Objective = Locate the word "name" in the material, then show every line that holds it.

Data listing =
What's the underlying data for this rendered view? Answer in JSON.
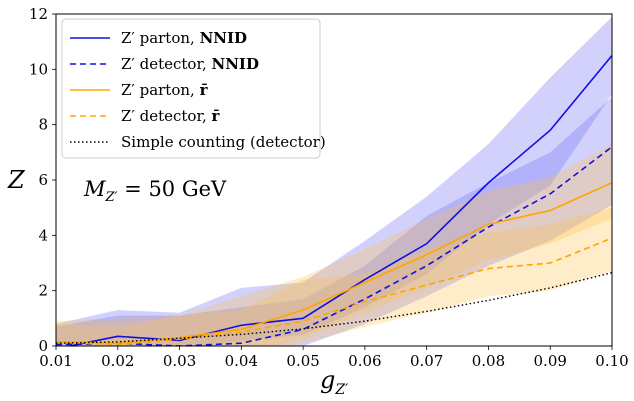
{
  "chart_data": {
    "type": "line",
    "title": "",
    "xlabel": "g_{Z'}",
    "ylabel": "Z",
    "xlabel_base": "g",
    "xlabel_sub": "Z′",
    "xlim": [
      0.01,
      0.1
    ],
    "ylim": [
      0,
      12
    ],
    "xticks": [
      "0.01",
      "0.02",
      "0.03",
      "0.04",
      "0.05",
      "0.06",
      "0.07",
      "0.08",
      "0.09",
      "0.10"
    ],
    "yticks": [
      "0",
      "2",
      "4",
      "6",
      "8",
      "10",
      "12"
    ],
    "annotation": "M_{Z'} = 50 GeV",
    "annotation_base": "M",
    "annotation_sub": "Z′",
    "annotation_rest": " = 50 GeV",
    "legend_position": "top-left",
    "x": [
      0.01,
      0.02,
      0.03,
      0.04,
      0.05,
      0.06,
      0.07,
      0.08,
      0.09,
      0.1
    ],
    "series": [
      {
        "name": "Z′ parton, NNID",
        "label_main": "Z′ parton, ",
        "label_bold": "NNID",
        "color": "#1010e0",
        "style": "solid",
        "values": [
          -0.1,
          0.35,
          0.2,
          0.75,
          1.0,
          2.4,
          3.7,
          5.9,
          7.8,
          10.5
        ],
        "band_low": [
          -0.3,
          0.0,
          -0.2,
          0.2,
          0.4,
          1.4,
          2.6,
          4.4,
          5.8,
          9.1
        ],
        "band_high": [
          0.8,
          1.3,
          1.2,
          2.1,
          2.3,
          3.8,
          5.4,
          7.3,
          9.7,
          11.9
        ]
      },
      {
        "name": "Z′ detector, NNID",
        "label_main": "Z′ detector, ",
        "label_bold": "NNID",
        "color": "#1010e0",
        "style": "dashed",
        "values": [
          0.05,
          0.1,
          0.0,
          0.1,
          0.6,
          1.7,
          2.9,
          4.3,
          5.5,
          7.2
        ],
        "band_low": [
          -0.3,
          -0.3,
          -0.4,
          -0.3,
          0.0,
          0.8,
          1.8,
          2.9,
          3.8,
          5.1
        ],
        "band_high": [
          0.7,
          1.1,
          1.1,
          1.4,
          1.7,
          2.9,
          4.7,
          5.9,
          7.0,
          9.0
        ]
      },
      {
        "name": "Z′ parton, r̄",
        "label_main": "Z′ parton, ",
        "label_bold": "r̄",
        "color": "#ffa500",
        "style": "solid",
        "values": [
          0.15,
          0.1,
          0.3,
          0.6,
          1.3,
          2.3,
          3.3,
          4.4,
          4.9,
          5.9
        ],
        "band_low": [
          -0.5,
          -0.6,
          -0.5,
          -0.4,
          0.3,
          1.2,
          2.1,
          3.1,
          3.7,
          4.6
        ],
        "band_high": [
          0.9,
          1.0,
          1.1,
          1.8,
          2.5,
          3.5,
          4.6,
          5.6,
          6.1,
          7.3
        ]
      },
      {
        "name": "Z′ detector, r̄",
        "label_main": "Z′ detector, ",
        "label_bold": "r̄",
        "color": "#ffa500",
        "style": "dashed",
        "values": [
          0.15,
          0.05,
          0.25,
          0.5,
          0.9,
          1.6,
          2.2,
          2.8,
          3.0,
          3.9
        ],
        "band_low": [
          -0.5,
          -0.6,
          -0.5,
          -0.4,
          0.1,
          0.7,
          1.2,
          1.8,
          2.0,
          2.7
        ],
        "band_high": [
          0.8,
          0.7,
          1.1,
          1.3,
          2.4,
          2.6,
          3.5,
          4.1,
          4.4,
          5.0
        ]
      },
      {
        "name": "Simple counting (detector)",
        "label_main": "Simple counting (detector)",
        "label_bold": "",
        "color": "#000000",
        "style": "dotted",
        "values": [
          0.1,
          0.15,
          0.28,
          0.42,
          0.62,
          0.9,
          1.25,
          1.65,
          2.1,
          2.65
        ]
      }
    ]
  }
}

Result below =
        "name": "Z′ parton, NNID",
        "name": "Z′ detector, NNID",
        "name": "Z′ parton, r̄",
        "name": "Z′ detector, r̄",
        "name": "Simple counting (detector)",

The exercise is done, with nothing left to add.